■ What needs to be done: Copy out word for word everything from the start of the records down to and including the line that contains "601, 633, 632]".
--------
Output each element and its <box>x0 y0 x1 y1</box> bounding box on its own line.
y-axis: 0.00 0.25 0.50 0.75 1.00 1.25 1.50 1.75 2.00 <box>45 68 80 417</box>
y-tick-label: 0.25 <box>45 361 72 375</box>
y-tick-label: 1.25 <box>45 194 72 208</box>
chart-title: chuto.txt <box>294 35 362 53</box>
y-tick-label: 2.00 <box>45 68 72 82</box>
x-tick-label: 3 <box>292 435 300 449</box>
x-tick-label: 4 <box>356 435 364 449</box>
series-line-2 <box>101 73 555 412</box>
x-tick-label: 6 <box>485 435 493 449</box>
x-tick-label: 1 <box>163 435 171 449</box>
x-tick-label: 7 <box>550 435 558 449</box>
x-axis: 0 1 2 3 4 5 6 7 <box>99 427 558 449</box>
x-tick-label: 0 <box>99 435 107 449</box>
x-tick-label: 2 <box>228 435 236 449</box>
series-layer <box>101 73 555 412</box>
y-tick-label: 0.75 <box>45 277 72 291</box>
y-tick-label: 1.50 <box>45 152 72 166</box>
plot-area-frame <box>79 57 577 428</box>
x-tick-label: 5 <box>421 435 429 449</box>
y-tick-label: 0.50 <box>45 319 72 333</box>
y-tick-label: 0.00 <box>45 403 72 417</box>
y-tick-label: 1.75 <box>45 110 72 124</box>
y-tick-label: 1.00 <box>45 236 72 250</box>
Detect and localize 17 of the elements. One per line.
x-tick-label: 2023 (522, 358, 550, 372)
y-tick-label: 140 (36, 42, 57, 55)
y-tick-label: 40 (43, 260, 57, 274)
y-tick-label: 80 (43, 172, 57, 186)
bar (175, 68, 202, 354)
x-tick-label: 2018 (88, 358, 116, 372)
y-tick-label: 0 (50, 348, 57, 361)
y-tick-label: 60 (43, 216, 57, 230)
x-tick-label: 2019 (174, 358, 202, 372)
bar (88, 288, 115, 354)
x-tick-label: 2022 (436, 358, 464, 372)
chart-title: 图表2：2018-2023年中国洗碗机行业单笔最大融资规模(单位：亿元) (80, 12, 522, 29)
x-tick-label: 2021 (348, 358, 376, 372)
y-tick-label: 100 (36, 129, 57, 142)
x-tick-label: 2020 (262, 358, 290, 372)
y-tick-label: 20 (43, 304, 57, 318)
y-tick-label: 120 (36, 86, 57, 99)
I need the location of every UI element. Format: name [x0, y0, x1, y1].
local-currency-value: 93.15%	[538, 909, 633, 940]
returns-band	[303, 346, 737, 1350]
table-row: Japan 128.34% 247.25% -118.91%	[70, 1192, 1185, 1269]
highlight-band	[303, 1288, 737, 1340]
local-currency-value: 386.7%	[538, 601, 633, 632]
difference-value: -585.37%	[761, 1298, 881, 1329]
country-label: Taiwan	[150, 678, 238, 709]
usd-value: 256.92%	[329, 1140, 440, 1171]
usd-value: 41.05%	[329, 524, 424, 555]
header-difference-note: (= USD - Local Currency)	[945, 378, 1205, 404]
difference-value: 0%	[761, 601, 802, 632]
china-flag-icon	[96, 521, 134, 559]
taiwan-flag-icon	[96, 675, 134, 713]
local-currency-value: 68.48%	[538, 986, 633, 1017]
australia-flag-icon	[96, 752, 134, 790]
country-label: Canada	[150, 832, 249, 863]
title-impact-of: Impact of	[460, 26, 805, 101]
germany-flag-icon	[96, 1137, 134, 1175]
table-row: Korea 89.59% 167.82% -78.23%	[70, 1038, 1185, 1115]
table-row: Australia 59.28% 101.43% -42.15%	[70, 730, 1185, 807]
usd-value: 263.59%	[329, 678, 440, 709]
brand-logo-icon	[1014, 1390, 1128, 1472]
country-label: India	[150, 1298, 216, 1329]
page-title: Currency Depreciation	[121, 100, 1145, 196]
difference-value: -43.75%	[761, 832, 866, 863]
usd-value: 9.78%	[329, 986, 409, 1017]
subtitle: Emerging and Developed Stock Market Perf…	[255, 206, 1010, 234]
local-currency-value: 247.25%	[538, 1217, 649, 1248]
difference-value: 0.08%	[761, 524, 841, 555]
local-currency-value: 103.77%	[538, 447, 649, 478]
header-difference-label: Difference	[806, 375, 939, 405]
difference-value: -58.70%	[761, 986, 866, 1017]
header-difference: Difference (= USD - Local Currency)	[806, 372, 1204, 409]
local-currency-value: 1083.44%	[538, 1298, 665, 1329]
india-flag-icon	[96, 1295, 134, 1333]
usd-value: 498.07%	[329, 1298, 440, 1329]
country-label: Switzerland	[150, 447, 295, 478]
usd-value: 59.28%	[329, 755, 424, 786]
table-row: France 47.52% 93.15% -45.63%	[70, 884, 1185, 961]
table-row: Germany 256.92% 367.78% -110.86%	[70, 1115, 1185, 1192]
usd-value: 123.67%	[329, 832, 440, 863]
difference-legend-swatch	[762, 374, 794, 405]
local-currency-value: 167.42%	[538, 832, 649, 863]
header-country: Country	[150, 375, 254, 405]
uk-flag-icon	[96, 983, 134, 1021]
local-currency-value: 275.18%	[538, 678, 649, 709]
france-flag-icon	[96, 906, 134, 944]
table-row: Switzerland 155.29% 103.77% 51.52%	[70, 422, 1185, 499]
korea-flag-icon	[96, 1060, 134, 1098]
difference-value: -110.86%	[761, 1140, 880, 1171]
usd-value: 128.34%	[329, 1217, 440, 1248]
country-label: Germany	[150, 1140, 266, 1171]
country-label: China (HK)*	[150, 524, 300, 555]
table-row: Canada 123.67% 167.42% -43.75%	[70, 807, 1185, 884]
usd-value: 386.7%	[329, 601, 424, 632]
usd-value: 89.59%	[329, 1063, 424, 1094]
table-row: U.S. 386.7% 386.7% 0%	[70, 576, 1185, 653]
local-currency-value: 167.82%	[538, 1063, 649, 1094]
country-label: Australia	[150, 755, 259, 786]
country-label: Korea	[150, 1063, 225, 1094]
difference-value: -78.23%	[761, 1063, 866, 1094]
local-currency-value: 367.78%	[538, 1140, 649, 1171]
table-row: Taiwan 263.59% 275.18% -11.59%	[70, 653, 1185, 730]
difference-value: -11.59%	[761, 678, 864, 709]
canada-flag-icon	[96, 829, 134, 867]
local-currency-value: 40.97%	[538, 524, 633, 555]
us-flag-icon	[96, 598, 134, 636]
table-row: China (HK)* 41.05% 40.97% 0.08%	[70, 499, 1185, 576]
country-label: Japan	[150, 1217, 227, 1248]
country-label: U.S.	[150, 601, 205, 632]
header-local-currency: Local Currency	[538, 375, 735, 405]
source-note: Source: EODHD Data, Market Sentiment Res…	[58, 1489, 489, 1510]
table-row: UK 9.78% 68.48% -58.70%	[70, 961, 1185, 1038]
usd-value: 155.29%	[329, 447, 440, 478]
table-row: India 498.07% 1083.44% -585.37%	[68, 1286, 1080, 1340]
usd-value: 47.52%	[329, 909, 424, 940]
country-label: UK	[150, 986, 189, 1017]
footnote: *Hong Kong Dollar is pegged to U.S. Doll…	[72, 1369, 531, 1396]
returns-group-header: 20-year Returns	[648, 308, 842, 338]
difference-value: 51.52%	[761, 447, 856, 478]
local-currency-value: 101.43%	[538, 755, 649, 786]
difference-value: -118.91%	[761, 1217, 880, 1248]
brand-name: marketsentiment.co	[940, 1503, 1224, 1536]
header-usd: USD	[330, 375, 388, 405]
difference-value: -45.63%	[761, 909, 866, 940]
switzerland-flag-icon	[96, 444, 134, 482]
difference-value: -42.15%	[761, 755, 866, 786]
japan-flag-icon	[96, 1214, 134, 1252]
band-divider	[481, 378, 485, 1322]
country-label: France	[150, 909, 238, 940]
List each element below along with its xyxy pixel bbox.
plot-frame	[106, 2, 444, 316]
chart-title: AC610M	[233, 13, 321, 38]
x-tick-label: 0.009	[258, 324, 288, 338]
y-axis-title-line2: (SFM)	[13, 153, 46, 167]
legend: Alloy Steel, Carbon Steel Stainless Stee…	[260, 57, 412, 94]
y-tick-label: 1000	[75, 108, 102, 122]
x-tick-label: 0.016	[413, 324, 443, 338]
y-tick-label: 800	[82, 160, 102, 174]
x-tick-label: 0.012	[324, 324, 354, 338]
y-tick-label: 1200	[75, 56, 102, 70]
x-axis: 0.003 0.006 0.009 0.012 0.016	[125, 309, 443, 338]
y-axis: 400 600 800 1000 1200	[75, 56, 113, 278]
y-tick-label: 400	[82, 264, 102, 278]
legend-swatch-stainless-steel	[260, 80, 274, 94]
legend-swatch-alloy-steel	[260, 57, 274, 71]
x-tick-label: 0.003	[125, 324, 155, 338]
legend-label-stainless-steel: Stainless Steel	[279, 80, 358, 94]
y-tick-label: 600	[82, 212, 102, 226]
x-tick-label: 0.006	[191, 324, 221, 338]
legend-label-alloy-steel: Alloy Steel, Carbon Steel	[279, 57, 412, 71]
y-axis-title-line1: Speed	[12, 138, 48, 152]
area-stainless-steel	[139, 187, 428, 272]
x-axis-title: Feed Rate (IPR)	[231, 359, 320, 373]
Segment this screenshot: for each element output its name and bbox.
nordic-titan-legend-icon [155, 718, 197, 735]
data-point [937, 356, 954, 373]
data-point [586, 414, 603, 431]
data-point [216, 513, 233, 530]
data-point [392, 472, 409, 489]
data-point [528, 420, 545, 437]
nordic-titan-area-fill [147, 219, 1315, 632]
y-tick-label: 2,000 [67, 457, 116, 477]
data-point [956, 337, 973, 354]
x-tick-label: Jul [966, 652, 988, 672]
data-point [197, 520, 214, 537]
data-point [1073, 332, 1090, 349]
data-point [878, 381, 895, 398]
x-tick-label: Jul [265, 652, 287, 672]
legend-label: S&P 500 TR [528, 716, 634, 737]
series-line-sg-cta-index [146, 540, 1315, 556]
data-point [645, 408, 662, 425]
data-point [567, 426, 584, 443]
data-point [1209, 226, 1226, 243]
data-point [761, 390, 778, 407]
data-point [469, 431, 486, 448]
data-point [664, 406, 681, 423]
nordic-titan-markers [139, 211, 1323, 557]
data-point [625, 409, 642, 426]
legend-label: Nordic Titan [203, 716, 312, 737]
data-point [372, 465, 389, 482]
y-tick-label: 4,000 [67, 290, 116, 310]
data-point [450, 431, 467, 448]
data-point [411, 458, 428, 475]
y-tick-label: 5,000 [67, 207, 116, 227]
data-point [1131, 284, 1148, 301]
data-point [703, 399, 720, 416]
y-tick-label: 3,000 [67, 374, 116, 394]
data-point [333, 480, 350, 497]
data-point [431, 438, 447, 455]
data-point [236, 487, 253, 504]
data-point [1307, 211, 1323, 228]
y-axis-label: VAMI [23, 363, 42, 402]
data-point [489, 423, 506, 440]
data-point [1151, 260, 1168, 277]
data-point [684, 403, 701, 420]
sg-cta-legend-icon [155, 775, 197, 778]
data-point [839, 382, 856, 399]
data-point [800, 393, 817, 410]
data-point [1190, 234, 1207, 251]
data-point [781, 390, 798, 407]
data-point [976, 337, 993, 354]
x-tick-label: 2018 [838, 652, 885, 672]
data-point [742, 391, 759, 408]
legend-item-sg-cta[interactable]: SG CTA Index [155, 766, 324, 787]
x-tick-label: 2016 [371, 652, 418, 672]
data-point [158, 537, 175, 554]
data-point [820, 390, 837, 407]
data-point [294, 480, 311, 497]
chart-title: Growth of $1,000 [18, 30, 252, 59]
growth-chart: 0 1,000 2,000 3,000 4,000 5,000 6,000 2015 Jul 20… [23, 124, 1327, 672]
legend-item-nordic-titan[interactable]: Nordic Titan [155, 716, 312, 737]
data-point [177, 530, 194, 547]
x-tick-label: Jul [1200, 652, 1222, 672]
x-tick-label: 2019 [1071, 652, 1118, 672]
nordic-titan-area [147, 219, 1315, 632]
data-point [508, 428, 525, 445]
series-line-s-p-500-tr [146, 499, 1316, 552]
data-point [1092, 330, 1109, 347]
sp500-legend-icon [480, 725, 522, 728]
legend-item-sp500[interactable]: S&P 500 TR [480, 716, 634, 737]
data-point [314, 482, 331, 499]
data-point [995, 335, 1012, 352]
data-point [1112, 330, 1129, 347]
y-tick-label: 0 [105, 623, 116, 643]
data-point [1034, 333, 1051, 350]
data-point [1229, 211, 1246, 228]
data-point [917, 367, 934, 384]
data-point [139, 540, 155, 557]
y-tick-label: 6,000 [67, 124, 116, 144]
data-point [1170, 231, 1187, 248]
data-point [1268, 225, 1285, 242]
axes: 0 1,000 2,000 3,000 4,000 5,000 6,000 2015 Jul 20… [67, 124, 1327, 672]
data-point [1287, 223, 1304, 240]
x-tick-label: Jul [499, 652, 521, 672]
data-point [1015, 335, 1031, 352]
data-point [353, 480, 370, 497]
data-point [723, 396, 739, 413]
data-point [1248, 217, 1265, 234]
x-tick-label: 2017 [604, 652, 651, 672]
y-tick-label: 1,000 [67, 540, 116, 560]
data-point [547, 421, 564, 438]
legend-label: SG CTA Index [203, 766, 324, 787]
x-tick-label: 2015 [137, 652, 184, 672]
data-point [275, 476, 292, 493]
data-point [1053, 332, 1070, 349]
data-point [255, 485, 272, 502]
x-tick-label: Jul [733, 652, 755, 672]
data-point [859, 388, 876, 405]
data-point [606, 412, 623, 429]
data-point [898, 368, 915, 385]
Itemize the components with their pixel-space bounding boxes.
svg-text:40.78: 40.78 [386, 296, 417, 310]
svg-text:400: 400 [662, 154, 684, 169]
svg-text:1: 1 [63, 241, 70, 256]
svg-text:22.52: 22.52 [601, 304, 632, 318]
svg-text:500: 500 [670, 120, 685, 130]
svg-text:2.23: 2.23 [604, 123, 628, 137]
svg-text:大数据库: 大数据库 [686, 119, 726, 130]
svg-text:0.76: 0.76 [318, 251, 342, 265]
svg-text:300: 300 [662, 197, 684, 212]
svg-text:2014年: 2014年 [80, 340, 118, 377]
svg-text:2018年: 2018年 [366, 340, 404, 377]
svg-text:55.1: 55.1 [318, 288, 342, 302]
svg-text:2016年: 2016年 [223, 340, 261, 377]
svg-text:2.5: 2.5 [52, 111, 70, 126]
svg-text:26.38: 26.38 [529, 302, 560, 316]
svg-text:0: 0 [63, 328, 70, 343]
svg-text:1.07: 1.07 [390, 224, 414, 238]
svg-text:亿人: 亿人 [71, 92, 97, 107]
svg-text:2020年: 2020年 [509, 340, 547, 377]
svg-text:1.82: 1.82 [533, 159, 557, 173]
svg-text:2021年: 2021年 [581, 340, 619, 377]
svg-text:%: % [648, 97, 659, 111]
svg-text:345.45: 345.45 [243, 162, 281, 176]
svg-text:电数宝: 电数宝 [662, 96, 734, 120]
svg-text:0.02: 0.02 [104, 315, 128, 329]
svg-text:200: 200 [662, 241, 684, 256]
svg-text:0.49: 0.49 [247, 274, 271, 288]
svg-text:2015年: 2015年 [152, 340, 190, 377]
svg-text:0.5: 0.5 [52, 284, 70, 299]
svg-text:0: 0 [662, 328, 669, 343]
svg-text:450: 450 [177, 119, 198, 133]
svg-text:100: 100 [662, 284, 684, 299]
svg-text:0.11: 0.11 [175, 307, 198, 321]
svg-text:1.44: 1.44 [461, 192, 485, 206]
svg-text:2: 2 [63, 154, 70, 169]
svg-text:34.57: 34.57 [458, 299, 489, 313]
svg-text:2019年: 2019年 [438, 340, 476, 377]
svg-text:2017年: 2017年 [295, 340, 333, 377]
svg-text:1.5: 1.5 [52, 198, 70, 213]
--------
■ Solution:
Output each element and its <box>x0 y0 x1 y1</box> bounding box on its own line.
y-axis: 0.00 0.25 0.50 0.75 1.00 1.25 1.50 1.75 2.00 <box>45 68 80 417</box>
y-tick-label: 0.25 <box>45 361 72 375</box>
y-tick-label: 1.25 <box>45 194 72 208</box>
chart-title: chuto.txt <box>294 35 362 53</box>
y-tick-label: 2.00 <box>45 68 72 82</box>
x-tick-label: 3 <box>292 435 300 449</box>
x-tick-label: 4 <box>356 435 364 449</box>
series-line-2 <box>101 73 555 412</box>
x-tick-label: 6 <box>485 435 493 449</box>
x-tick-label: 1 <box>163 435 171 449</box>
x-tick-label: 7 <box>550 435 558 449</box>
x-axis: 0 1 2 3 4 5 6 7 <box>99 427 558 449</box>
x-tick-label: 0 <box>99 435 107 449</box>
x-tick-label: 2 <box>228 435 236 449</box>
series-layer <box>101 73 555 412</box>
y-tick-label: 0.75 <box>45 277 72 291</box>
y-tick-label: 1.50 <box>45 152 72 166</box>
plot-area-frame <box>79 57 577 428</box>
x-tick-label: 5 <box>421 435 429 449</box>
y-tick-label: 0.50 <box>45 319 72 333</box>
y-tick-label: 0.00 <box>45 403 72 417</box>
y-tick-label: 1.75 <box>45 110 72 124</box>
y-tick-label: 1.00 <box>45 236 72 250</box>
Detect and localize 17 of the elements. One per line.
x-tick-label: 2023 (522, 358, 550, 372)
y-tick-label: 140 (36, 42, 57, 55)
y-tick-label: 40 (43, 260, 57, 274)
y-tick-label: 80 (43, 172, 57, 186)
bar (175, 68, 202, 354)
x-tick-label: 2018 (88, 358, 116, 372)
y-tick-label: 0 (50, 348, 57, 361)
y-tick-label: 60 (43, 216, 57, 230)
x-tick-label: 2019 (174, 358, 202, 372)
bar (88, 288, 115, 354)
x-tick-label: 2022 (436, 358, 464, 372)
chart-title: 图表2：2018-2023年中国洗碗机行业单笔最大融资规模(单位：亿元) (80, 12, 522, 29)
x-tick-label: 2021 (348, 358, 376, 372)
y-tick-label: 100 (36, 129, 57, 142)
x-tick-label: 2020 (262, 358, 290, 372)
y-tick-label: 20 (43, 304, 57, 318)
y-tick-label: 120 (36, 86, 57, 99)
I need the location of every UI element. Format: name [x0, y0, x1, y1].
local-currency-value: 93.15%	[538, 909, 633, 940]
returns-band	[303, 346, 737, 1350]
table-row: Japan 128.34% 247.25% -118.91%	[70, 1192, 1185, 1269]
highlight-band	[303, 1288, 737, 1340]
local-currency-value: 386.7%	[538, 601, 633, 632]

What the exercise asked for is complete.